* Records to use:
+ + + + + + +
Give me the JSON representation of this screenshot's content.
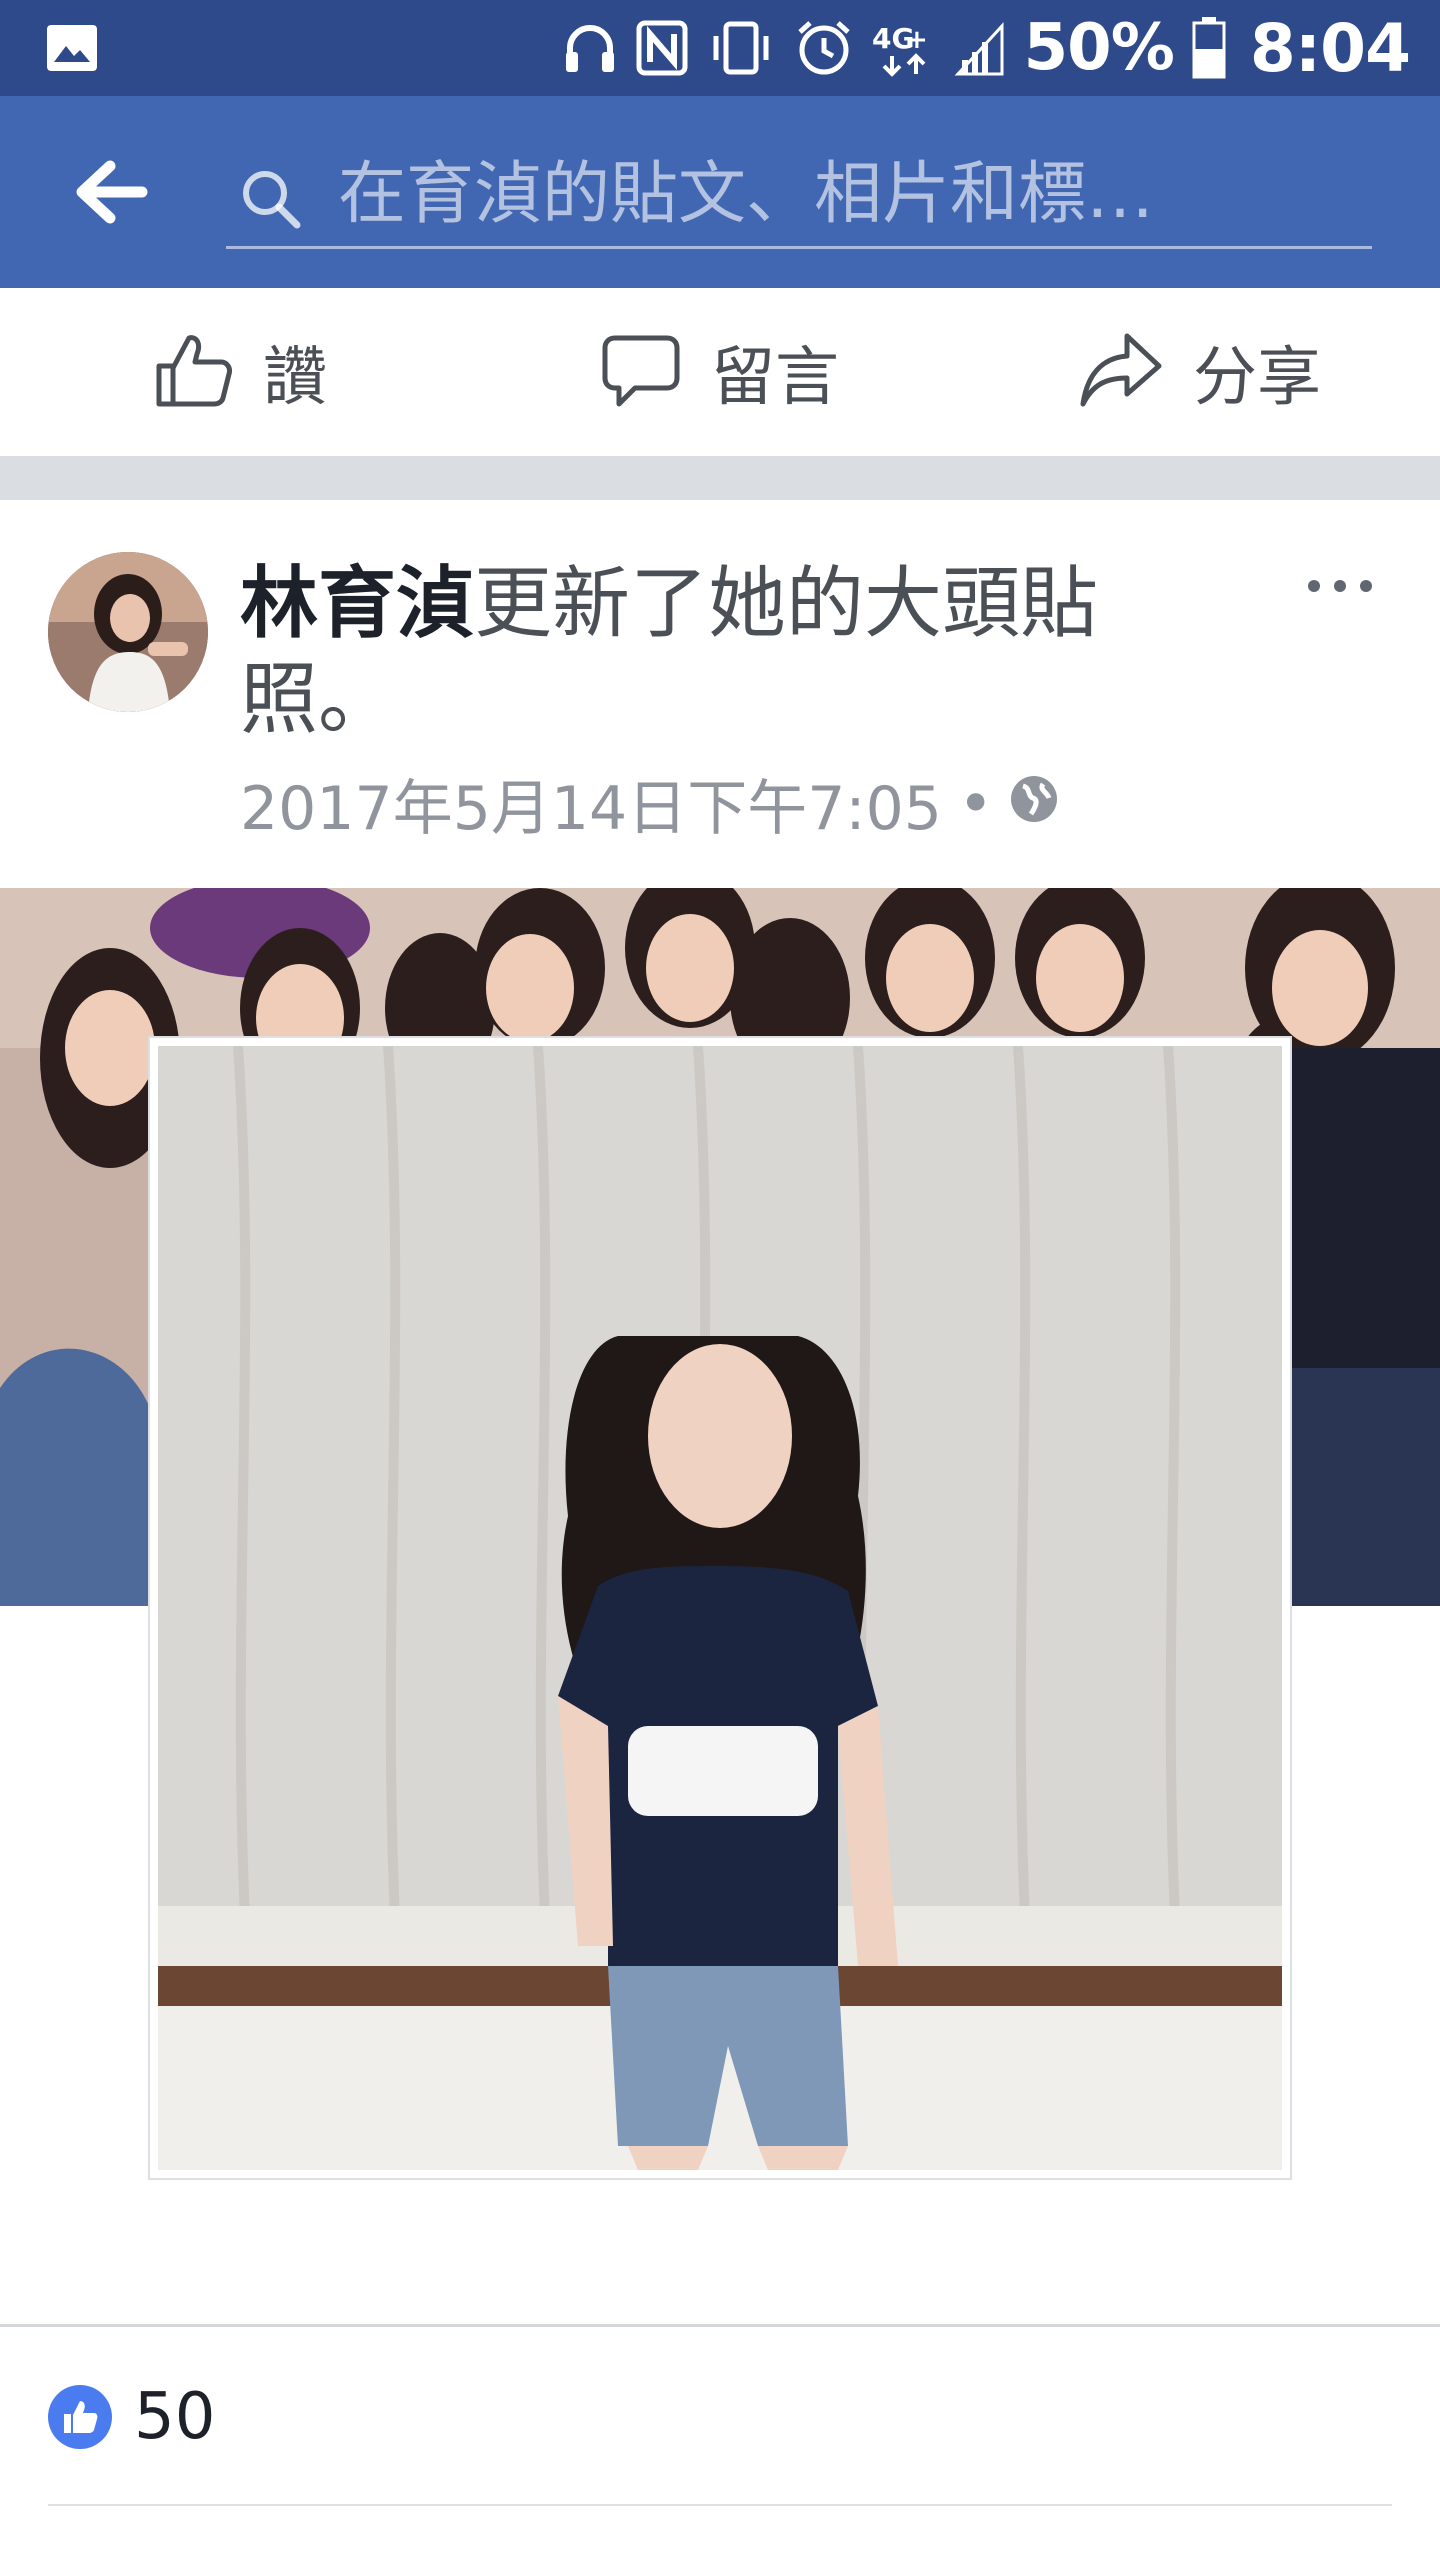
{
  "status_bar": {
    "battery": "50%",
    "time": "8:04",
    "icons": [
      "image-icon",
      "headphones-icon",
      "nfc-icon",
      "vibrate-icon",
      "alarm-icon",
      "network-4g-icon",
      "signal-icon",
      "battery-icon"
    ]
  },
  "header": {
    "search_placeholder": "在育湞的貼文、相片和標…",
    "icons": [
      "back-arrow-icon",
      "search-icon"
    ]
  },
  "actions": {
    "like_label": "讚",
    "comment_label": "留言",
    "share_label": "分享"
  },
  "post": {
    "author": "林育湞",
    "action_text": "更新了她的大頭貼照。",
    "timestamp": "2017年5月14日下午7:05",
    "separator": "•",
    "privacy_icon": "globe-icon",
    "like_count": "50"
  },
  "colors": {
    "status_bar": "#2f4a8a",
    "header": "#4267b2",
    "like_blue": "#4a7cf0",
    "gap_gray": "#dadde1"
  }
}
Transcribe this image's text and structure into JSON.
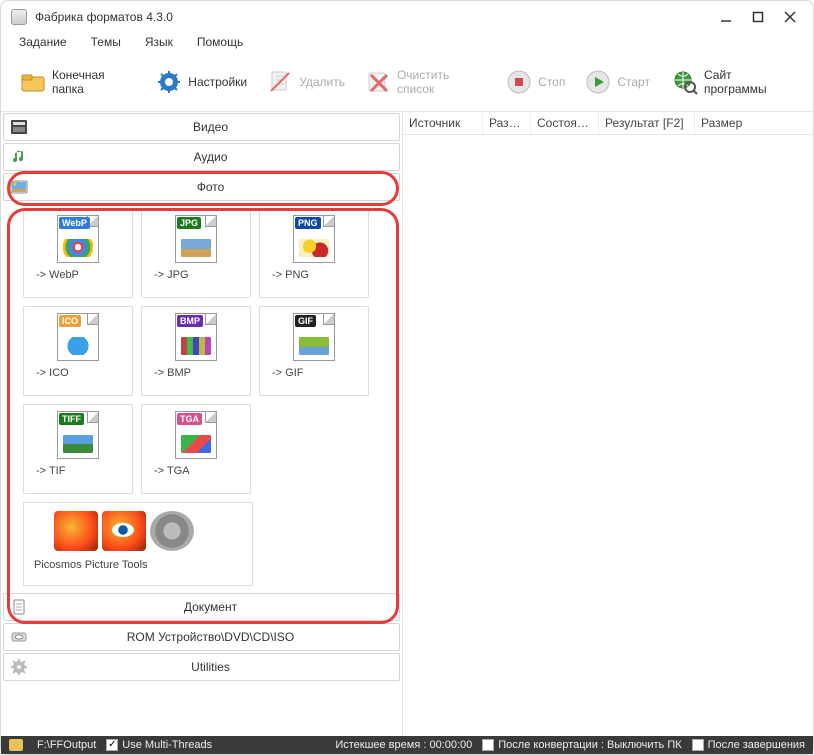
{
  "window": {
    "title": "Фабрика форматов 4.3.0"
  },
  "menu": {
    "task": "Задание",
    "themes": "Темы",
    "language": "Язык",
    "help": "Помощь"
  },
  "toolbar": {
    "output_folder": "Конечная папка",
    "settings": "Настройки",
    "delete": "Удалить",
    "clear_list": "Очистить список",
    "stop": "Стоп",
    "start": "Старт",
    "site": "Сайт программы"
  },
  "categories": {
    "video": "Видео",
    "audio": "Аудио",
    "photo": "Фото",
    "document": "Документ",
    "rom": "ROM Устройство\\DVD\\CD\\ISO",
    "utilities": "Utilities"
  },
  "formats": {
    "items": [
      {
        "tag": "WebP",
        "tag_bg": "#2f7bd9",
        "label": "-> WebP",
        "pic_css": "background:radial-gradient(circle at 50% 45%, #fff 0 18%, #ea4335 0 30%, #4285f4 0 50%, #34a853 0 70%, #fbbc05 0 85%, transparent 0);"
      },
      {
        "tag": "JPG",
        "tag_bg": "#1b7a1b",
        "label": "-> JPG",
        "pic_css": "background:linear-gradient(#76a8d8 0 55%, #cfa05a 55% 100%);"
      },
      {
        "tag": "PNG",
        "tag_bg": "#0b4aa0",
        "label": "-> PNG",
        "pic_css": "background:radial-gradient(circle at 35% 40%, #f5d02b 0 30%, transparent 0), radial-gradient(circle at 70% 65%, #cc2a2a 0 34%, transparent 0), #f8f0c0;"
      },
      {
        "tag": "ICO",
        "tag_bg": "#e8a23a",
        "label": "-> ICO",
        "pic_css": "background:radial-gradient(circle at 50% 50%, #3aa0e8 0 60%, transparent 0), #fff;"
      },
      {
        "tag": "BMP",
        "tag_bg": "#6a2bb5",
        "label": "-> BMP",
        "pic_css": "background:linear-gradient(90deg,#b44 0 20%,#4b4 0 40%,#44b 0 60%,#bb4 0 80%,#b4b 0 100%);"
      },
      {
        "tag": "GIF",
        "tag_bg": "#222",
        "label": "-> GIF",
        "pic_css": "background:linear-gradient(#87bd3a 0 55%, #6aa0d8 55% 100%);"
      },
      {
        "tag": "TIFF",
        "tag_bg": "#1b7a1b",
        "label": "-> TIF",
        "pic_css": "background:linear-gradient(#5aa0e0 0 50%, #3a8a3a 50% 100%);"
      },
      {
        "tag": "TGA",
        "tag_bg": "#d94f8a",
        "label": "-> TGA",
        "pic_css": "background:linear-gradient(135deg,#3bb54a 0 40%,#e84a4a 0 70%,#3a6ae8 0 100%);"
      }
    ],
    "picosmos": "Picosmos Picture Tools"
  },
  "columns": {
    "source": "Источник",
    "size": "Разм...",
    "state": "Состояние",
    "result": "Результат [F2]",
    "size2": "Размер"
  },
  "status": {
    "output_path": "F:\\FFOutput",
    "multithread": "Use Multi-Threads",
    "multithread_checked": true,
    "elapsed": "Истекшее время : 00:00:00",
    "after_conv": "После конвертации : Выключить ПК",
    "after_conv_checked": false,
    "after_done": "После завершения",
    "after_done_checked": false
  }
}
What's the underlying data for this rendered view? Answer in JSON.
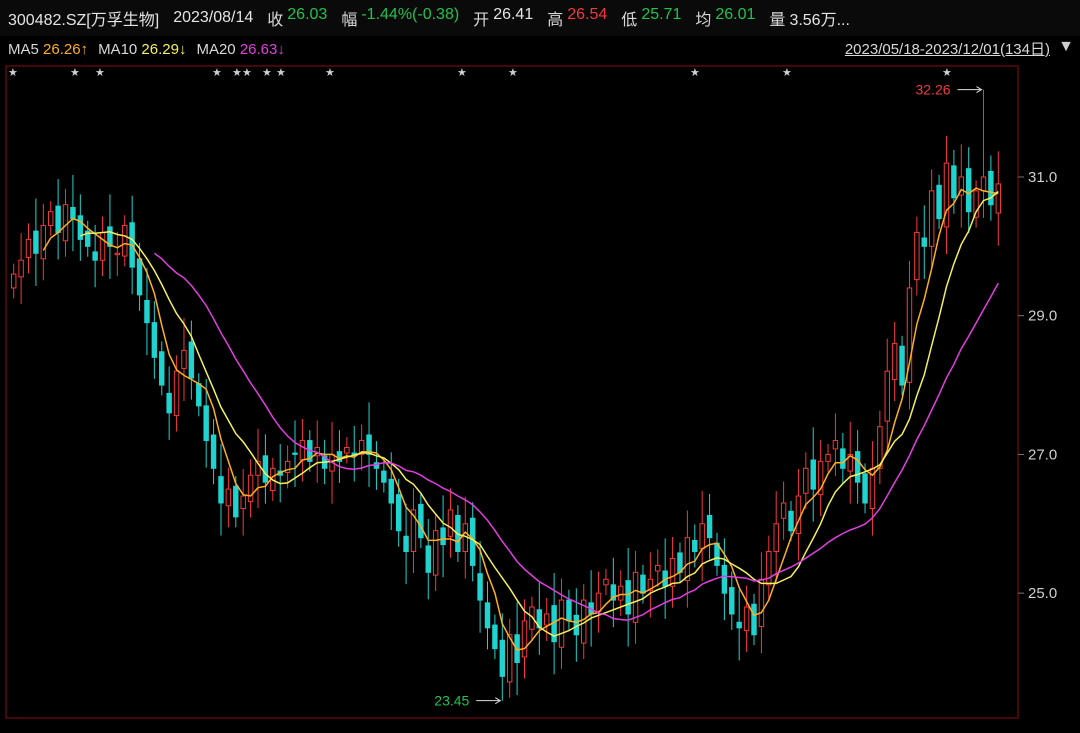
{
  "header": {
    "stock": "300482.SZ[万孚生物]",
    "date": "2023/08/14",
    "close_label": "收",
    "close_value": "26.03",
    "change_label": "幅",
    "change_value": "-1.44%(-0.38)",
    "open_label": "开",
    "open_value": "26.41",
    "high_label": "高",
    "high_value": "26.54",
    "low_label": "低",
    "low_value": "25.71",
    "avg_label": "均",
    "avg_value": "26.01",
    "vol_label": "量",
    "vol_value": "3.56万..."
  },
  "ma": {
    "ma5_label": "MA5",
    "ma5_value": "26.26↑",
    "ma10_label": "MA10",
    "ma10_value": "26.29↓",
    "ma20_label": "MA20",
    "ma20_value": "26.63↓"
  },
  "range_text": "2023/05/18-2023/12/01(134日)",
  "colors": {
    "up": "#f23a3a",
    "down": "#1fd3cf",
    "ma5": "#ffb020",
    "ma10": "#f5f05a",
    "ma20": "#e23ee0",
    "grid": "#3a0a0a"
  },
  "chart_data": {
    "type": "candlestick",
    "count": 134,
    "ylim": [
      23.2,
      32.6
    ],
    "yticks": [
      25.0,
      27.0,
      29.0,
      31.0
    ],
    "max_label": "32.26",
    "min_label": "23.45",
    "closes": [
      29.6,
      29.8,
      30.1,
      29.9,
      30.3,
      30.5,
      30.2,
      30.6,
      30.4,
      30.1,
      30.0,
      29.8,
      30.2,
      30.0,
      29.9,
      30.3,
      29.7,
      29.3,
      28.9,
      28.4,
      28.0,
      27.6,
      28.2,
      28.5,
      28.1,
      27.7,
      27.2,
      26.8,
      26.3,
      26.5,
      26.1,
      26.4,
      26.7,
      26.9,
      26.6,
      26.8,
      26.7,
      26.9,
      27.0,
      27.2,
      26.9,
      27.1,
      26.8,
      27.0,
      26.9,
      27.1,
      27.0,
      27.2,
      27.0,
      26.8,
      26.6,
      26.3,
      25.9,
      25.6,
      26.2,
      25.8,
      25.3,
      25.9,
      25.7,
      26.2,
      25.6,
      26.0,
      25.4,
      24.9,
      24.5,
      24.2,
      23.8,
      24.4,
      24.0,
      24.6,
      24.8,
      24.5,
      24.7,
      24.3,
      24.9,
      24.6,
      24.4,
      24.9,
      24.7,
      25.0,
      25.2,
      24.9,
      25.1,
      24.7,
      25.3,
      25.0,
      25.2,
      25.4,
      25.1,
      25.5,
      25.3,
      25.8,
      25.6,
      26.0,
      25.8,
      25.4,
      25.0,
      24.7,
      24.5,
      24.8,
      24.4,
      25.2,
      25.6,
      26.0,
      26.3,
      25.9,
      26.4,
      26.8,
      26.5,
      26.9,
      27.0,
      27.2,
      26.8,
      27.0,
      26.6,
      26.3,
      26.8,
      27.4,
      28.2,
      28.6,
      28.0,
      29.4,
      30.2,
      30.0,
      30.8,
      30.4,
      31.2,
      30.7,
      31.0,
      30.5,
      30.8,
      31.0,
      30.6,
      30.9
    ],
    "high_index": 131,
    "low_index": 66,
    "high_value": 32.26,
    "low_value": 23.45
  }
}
+ + + + + + +
* Objective: Make a copy of each line that contains the string "JSON".

* Complete answer:
Give me the JSON representation of this screenshot's content.
Transcribe this image's text and structure into JSON.
What's the underlying data for this rendered view? Answer in JSON.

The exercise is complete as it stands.